Supplied information
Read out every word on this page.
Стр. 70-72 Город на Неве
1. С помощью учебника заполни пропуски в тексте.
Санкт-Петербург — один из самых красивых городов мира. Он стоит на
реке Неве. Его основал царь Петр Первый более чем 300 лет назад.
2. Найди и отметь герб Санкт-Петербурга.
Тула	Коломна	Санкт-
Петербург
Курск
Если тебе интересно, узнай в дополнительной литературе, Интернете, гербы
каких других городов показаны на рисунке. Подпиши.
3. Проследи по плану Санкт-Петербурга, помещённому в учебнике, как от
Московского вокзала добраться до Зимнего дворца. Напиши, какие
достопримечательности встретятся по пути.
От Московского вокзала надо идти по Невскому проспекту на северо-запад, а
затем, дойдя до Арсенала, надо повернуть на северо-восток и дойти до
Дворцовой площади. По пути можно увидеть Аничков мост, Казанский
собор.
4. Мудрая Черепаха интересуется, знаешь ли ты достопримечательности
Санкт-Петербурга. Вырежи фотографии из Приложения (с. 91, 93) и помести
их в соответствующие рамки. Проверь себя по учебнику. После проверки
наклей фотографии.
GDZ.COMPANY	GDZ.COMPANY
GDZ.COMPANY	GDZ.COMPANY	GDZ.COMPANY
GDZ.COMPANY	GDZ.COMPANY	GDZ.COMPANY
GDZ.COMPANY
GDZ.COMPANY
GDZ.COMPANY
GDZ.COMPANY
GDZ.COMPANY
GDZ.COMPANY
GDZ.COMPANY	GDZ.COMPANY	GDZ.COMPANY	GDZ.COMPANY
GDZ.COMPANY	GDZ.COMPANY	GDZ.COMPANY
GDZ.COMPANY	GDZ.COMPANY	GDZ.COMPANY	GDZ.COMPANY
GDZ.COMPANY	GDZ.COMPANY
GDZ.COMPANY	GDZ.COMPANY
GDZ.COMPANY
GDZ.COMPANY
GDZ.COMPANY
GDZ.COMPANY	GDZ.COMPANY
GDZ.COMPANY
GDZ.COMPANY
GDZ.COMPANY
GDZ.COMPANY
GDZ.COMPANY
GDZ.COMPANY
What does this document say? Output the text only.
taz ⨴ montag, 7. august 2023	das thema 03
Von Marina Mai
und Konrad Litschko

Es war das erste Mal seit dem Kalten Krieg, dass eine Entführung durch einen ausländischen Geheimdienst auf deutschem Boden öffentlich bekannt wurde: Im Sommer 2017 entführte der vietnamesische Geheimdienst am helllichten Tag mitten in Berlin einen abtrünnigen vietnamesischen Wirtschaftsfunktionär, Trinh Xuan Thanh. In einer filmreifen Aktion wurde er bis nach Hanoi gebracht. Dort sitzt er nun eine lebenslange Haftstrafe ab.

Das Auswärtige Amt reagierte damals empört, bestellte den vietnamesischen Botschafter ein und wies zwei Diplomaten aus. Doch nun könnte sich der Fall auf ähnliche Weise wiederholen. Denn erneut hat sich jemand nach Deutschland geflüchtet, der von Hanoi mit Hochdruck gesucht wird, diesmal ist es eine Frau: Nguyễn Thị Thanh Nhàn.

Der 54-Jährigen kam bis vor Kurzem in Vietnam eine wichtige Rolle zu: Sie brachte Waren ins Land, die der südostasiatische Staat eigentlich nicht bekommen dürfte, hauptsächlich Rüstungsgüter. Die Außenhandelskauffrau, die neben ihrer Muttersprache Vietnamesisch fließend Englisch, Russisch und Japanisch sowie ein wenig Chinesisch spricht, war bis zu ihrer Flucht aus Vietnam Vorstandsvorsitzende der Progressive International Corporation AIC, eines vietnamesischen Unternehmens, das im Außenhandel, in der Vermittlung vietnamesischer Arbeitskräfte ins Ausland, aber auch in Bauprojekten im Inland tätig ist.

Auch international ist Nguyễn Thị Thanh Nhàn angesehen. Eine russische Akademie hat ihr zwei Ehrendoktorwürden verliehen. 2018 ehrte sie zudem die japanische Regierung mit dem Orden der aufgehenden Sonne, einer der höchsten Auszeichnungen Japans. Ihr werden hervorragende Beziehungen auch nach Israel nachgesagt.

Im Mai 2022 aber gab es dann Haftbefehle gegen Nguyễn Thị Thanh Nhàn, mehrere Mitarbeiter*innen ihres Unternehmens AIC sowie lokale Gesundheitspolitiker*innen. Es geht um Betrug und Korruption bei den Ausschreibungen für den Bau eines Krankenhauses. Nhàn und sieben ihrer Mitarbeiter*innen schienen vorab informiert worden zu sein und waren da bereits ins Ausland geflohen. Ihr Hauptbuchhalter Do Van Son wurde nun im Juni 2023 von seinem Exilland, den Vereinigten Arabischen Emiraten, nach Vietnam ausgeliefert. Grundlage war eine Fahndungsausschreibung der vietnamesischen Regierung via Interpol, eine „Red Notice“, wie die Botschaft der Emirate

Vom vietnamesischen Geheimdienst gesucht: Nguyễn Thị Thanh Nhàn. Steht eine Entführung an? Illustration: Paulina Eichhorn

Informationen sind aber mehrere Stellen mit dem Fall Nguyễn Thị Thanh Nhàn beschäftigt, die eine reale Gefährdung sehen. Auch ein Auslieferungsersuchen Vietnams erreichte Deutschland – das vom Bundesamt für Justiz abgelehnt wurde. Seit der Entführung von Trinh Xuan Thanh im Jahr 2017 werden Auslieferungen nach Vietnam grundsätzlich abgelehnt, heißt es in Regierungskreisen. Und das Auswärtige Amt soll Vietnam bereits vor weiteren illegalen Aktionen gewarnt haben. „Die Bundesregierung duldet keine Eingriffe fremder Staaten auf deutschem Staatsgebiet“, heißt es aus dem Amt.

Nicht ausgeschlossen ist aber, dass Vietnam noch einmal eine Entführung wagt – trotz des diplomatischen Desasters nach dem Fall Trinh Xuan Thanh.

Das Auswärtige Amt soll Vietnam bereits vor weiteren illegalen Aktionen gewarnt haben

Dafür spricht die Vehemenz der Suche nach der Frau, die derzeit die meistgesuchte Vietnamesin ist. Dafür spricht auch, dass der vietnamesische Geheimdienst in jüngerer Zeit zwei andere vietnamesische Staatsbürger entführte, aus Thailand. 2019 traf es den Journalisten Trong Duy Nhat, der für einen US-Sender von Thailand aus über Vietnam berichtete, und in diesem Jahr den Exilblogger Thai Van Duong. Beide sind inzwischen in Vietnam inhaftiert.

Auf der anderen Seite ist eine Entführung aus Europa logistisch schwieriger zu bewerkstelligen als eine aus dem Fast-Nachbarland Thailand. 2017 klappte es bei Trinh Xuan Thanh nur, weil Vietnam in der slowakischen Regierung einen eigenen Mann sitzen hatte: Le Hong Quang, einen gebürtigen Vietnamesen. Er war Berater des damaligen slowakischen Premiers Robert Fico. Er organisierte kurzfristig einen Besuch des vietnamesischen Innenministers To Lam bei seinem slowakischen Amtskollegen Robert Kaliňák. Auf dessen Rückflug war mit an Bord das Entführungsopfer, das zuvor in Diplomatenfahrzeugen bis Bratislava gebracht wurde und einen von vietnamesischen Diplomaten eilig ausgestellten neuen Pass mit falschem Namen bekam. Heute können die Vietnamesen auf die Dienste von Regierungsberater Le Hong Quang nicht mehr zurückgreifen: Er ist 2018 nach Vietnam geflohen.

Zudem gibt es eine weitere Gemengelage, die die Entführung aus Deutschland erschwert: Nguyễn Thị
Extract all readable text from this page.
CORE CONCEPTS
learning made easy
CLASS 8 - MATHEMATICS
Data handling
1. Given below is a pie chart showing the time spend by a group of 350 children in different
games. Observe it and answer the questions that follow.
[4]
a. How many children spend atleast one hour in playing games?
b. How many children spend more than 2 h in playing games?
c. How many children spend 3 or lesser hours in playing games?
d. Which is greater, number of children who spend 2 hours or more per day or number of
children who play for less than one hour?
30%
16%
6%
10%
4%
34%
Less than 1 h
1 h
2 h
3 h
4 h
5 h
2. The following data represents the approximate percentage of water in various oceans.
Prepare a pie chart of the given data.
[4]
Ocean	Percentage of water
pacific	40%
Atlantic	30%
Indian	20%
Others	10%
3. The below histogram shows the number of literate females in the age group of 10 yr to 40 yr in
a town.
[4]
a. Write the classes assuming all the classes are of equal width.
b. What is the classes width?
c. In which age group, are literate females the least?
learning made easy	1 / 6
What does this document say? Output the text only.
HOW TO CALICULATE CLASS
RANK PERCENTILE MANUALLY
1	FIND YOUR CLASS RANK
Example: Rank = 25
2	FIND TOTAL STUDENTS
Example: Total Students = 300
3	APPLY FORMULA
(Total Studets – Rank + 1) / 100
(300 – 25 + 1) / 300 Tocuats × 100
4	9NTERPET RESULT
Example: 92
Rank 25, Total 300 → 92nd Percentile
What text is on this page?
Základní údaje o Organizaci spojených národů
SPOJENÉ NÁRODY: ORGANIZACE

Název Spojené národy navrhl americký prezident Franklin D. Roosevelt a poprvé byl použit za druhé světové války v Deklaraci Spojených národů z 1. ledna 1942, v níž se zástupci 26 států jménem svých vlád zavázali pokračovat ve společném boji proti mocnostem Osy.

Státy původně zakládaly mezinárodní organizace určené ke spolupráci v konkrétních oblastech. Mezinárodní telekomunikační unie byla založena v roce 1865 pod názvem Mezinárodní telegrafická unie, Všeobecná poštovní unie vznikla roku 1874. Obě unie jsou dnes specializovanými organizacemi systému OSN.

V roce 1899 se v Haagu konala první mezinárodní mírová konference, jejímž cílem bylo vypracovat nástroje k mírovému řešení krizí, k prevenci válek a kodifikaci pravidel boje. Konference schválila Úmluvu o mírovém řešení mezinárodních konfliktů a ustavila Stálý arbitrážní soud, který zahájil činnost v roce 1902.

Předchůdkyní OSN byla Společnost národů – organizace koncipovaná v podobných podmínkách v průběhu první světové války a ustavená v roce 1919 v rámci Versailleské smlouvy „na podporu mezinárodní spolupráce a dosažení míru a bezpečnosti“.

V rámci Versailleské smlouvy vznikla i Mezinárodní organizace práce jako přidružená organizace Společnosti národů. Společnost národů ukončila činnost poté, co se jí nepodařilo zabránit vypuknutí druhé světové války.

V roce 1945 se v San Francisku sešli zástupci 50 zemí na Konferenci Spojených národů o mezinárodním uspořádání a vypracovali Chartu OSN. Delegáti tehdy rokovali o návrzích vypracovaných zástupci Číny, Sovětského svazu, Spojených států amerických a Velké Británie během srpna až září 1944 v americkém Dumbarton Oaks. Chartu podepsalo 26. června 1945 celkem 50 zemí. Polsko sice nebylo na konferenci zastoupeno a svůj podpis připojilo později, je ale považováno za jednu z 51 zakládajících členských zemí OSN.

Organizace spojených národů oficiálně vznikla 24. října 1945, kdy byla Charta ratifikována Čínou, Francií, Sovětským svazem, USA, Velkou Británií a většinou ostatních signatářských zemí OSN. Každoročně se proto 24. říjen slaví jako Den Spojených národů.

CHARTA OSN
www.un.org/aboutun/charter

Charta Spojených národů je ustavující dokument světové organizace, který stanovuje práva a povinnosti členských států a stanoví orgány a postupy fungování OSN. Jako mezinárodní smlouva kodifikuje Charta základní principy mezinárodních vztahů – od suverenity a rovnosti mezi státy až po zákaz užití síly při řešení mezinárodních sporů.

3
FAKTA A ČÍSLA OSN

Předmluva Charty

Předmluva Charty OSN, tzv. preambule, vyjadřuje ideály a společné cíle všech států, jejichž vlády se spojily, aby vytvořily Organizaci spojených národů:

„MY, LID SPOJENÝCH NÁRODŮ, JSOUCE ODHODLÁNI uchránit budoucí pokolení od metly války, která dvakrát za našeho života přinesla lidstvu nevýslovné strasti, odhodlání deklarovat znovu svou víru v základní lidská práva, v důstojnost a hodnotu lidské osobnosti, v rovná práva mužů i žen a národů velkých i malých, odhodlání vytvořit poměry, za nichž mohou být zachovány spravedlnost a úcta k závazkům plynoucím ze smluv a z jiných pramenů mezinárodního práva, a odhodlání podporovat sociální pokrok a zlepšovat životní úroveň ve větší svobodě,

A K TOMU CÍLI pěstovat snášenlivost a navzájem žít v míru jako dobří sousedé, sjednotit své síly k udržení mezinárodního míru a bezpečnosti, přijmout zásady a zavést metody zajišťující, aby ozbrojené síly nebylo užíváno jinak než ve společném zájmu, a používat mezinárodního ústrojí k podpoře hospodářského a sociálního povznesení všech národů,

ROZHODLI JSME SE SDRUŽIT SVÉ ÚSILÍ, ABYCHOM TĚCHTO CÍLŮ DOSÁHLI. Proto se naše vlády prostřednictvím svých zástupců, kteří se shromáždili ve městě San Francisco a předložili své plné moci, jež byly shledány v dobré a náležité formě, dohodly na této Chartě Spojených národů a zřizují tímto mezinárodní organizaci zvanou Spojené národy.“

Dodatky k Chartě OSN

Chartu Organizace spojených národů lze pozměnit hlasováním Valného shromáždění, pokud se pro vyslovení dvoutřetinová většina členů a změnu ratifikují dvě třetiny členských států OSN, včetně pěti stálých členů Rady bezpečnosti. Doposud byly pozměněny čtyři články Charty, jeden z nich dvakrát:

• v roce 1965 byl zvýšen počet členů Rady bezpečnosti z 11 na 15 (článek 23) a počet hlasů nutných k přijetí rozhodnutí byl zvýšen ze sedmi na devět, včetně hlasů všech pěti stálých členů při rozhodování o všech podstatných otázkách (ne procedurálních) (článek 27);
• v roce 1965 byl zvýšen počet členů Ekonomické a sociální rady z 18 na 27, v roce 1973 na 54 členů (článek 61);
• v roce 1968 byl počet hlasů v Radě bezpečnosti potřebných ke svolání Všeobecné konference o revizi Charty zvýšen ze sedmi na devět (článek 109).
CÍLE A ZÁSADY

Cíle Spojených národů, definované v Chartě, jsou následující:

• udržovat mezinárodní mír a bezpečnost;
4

Directive
Copy out every line where the word "page" occurs.

Reply
Read out every word on this page.
Extract all readable text from this page.
What text is on this page?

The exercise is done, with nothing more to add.